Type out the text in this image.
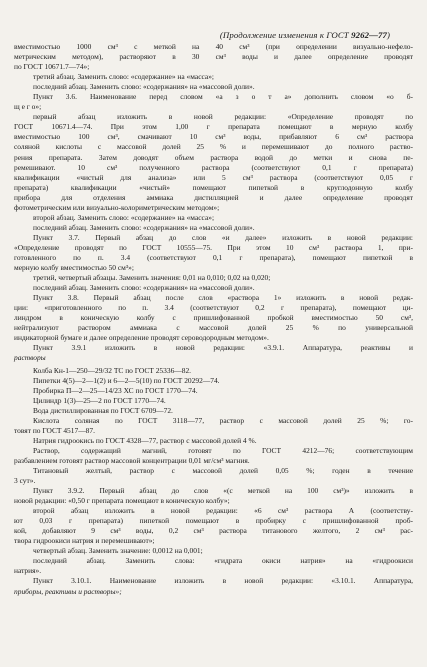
(Продолжение изменения к ГОСТ 9262—77)

вместимостью 1000 см³ с меткой на 40 см³ (при определении визуально-нефело-

метрическим методом), растворяют в 30 см³ воды и далее определение проводят

по ГОСТ 10671.7—74»;

третий абзац. Заменить слово: «содержание» на «масса»;

последний абзац. Заменить слово: «содержания» на «массовой доли».

Пункт 3.6. Наименование перед словом «а з о т а» дополнить словом «о б-

щ е г о»;

первый абзац изложить в новой редакции: «Определение проводят по

ГОСТ 10671.4—74. При этом 1,00 г препарата помещают в мерную колбу

вместимостью 100 см³, смачивают 10 см³ воды, прибавляют 6 см³ раствора

соляной кислоты с массовой долей 25 % и перемешивают до полного раство-

рения препарата. Затем доводят объем раствора водой до метки и снова пе-

ремешивают. 10 см³ полученного раствора (соответствуют 0,1 г препарата)

квалификации «чистый для анализа» или 5 см³ раствора (соответствуют 0,05 г

препарата) квалификации «чистый» помещают пипеткой в круглодонную колбу

прибора для отделения аммиака дистилляцией и далее определение проводят

фотометрическим или визуально-колориметрическим методом»;

второй абзац. Заменить слово: «содержание» на «масса»;

последний абзац. Заменить слово: «содержания» на «массовой доли».

Пункт 3.7. Первый абзац до слов «и далее» изложить в новой редакции:

«Определение проводят по ГОСТ 10555—75. При этом 10 см³ раствора 1, при-

готовленного по п. 3.4 (соответствуют 0,1 г препарата), помещают пипеткой в

мерную колбу вместимостью 50 см³»;

третий, четвертый абзацы. Заменить значения: 0,01 на 0,010; 0,02 на 0,020;

последний абзац. Заменить слово: «содержания» на «массовой доли».

Пункт 3.8. Первый абзац после слов «раствора 1» изложить в новой редак-

ции: «приготовленного по п. 3.4 (соответствуют 0,2 г препарата), помещают ци-

линдром в коническую колбу с пришлифованной пробкой вместимостью 50 см³,

нейтрализуют раствором аммиака с массовой долей 25 % по универсальной

индикаторной бумаге и далее определение проводят сероводородным методом».

Пункт 3.9.1 изложить в новой редакции: «3.9.1. Аппаратура, реактивы и

растворы

Колба Кн-1—250—29/32 ТС по ГОСТ 25336—82.

Пипетки 4(5)—2—1(2) и 6—2—5(10) по ГОСТ 20292—74.

Пробирка П—2—25—14/23 ХС по ГОСТ 1770—74.

Цилиндр 1(3)—25—2 по ГОСТ 1770—74.

Вода дистиллированная по ГОСТ 6709—72.

Кислота соляная по ГОСТ 3118—77, раствор с массовой долей 25 %; го-

товят по ГОСТ 4517—87.

Натрия гидроокись по ГОСТ 4328—77, раствор с массовой долей 4 %.

Раствор, содержащий магний, готовят по ГОСТ 4212—76; соответствующим

разбавлением готовят раствор массовой концентрации 0,01 мг/см³ магния.

Титановый желтый, раствор с массовой долей 0,05 %; годен в течение

3 сут».

Пункт 3.9.2. Первый абзац до слов «(с меткой на 100 см³)» изложить в

новой редакции: «0,50 г препарата помещают в коническую колбу»;

второй абзац изложить в новой редакции: «6 см³ раствора А (соответству-

ют 0,03 г препарата) пипеткой помещают в пробирку с пришлифованной проб-

кой, добавляют 9 см³ воды, 0,2 см³ раствора титанового желтого, 2 см³ рас-

твора гидроокиси натрия и перемешивают»;

четвертый абзац. Заменить значение: 0,0012 на 0,001;

последний абзац. Заменить слова: «гидрата окиси натрия» на «гидроокиси

натрия».

Пункт 3.10.1. Наименование изложить в новой редакции: «3.10.1. Аппаратура,

приборы, реактивы и растворы»;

■ Task objective: Do not include the images; transcribe the rest of the listing exactly.

■ Complete output:
Type out the text in this image.
(Продолжение изменения к ГОСТ 9262—77)

вместимостью 1000 см³ с меткой на 40 см³ (при определении визуально-нефело-

метрическим методом), растворяют в 30 см³ воды и далее определение проводят

по ГОСТ 10671.7—74»;

третий абзац. Заменить слово: «содержание» на «масса»;

последний абзац. Заменить слово: «содержания» на «массовой доли».

Пункт 3.6. Наименование перед словом «а з о т а» дополнить словом «о б-

щ е г о»;

первый абзац изложить в новой редакции: «Определение проводят по

ГОСТ 10671.4—74. При этом 1,00 г препарата помещают в мерную колбу

вместимостью 100 см³, смачивают 10 см³ воды, прибавляют 6 см³ раствора

соляной кислоты с массовой долей 25 % и перемешивают до полного раство-

рения препарата. Затем доводят объем раствора водой до метки и снова пе-

ремешивают. 10 см³ полученного раствора (соответствуют 0,1 г препарата)

квалификации «чистый для анализа» или 5 см³ раствора (соответствуют 0,05 г

препарата) квалификации «чистый» помещают пипеткой в круглодонную колбу

прибора для отделения аммиака дистилляцией и далее определение проводят

фотометрическим или визуально-колориметрическим методом»;

второй абзац. Заменить слово: «содержание» на «масса»;

последний абзац. Заменить слово: «содержания» на «массовой доли».

Пункт 3.7. Первый абзац до слов «и далее» изложить в новой редакции:

«Определение проводят по ГОСТ 10555—75. При этом 10 см³ раствора 1, при-

готовленного по п. 3.4 (соответствуют 0,1 г препарата), помещают пипеткой в

мерную колбу вместимостью 50 см³»;

третий, четвертый абзацы. Заменить значения: 0,01 на 0,010; 0,02 на 0,020;

последний абзац. Заменить слово: «содержания» на «массовой доли».

Пункт 3.8. Первый абзац после слов «раствора 1» изложить в новой редак-

ции: «приготовленного по п. 3.4 (соответствуют 0,2 г препарата), помещают ци-

линдром в коническую колбу с пришлифованной пробкой вместимостью 50 см³,

нейтрализуют раствором аммиака с массовой долей 25 % по универсальной

индикаторной бумаге и далее определение проводят сероводородным методом».

Пункт 3.9.1 изложить в новой редакции: «3.9.1. Аппаратура, реактивы и

растворы

Колба Кн-1—250—29/32 ТС по ГОСТ 25336—82.

Пипетки 4(5)—2—1(2) и 6—2—5(10) по ГОСТ 20292—74.

Пробирка П—2—25—14/23 ХС по ГОСТ 1770—74.

Цилиндр 1(3)—25—2 по ГОСТ 1770—74.

Вода дистиллированная по ГОСТ 6709—72.

Кислота соляная по ГОСТ 3118—77, раствор с массовой долей 25 %; го-

товят по ГОСТ 4517—87.

Натрия гидроокись по ГОСТ 4328—77, раствор с массовой долей 4 %.

Раствор, содержащий магний, готовят по ГОСТ 4212—76; соответствующим

разбавлением готовят раствор массовой концентрации 0,01 мг/см³ магния.

Титановый желтый, раствор с массовой долей 0,05 %; годен в течение

3 сут».

Пункт 3.9.2. Первый абзац до слов «(с меткой на 100 см³)» изложить в

новой редакции: «0,50 г препарата помещают в коническую колбу»;

второй абзац изложить в новой редакции: «6 см³ раствора А (соответству-

ют 0,03 г препарата) пипеткой помещают в пробирку с пришлифованной проб-

кой, добавляют 9 см³ воды, 0,2 см³ раствора титанового желтого, 2 см³ рас-

твора гидроокиси натрия и перемешивают»;

четвертый абзац. Заменить значение: 0,0012 на 0,001;

последний абзац. Заменить слова: «гидрата окиси натрия» на «гидроокиси

натрия».

Пункт 3.10.1. Наименование изложить в новой редакции: «3.10.1. Аппаратура,

приборы, реактивы и растворы»;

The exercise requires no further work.